## [Task requirements]
What is the count of lines that hold the word "május"? Give only the number.
START Stored rows
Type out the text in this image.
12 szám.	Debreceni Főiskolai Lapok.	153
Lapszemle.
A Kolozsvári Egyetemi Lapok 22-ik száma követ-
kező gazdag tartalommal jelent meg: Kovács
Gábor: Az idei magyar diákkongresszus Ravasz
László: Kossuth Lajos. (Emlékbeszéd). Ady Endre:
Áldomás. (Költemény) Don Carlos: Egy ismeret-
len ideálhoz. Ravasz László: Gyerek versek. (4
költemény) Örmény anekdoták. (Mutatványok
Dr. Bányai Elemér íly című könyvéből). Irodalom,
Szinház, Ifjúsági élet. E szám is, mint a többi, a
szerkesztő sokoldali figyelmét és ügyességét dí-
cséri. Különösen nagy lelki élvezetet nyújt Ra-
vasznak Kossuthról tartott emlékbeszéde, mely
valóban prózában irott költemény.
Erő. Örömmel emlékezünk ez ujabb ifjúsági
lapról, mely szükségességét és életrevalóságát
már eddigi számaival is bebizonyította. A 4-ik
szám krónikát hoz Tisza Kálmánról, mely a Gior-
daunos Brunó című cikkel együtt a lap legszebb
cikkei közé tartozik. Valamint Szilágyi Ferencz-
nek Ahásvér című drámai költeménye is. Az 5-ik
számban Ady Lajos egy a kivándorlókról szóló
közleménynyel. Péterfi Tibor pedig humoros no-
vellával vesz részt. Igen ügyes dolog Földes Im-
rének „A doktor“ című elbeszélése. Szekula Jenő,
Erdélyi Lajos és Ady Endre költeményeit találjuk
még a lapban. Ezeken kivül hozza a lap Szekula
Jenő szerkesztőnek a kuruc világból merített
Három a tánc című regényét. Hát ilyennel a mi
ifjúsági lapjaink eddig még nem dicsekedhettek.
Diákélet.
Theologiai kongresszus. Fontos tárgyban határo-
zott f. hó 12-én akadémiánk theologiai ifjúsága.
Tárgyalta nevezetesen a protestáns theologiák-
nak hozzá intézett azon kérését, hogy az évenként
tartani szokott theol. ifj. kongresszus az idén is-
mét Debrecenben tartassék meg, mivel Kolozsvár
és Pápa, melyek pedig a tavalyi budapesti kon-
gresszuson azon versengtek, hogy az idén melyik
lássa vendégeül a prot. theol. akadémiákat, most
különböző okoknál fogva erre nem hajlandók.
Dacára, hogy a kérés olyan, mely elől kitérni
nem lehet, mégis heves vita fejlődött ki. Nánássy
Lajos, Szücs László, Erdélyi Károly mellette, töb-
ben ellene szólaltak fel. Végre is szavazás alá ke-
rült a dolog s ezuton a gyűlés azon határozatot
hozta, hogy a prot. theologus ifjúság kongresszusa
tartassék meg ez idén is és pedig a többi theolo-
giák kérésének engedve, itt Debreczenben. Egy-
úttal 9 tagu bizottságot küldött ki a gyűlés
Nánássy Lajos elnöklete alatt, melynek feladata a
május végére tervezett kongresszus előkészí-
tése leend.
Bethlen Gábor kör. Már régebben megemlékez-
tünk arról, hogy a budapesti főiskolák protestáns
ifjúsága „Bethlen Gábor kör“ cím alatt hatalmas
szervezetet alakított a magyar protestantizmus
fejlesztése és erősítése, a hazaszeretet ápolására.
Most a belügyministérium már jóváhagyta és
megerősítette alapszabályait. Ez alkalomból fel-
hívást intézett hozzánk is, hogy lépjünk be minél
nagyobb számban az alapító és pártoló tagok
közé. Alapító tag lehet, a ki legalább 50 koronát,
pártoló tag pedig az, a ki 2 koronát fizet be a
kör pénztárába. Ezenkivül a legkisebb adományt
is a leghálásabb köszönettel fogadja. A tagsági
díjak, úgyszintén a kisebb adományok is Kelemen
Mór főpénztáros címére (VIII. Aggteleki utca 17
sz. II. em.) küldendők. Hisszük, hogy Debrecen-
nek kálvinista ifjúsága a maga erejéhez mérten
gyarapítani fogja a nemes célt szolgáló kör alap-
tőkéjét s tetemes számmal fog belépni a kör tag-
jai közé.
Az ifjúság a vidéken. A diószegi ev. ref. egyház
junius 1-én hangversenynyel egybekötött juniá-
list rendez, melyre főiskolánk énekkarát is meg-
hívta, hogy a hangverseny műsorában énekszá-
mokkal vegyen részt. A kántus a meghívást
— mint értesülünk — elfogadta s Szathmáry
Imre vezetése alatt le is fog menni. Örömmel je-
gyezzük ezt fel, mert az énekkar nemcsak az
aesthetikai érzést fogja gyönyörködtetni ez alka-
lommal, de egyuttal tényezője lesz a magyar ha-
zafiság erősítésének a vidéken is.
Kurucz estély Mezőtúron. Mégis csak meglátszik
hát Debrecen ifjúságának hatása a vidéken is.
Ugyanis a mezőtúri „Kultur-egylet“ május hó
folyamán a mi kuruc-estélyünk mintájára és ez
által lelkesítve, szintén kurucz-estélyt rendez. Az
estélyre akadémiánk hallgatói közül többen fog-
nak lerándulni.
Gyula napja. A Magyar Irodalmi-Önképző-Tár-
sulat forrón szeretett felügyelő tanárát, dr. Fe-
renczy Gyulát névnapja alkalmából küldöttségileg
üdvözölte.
END Stored rows
## [Exercise response]
2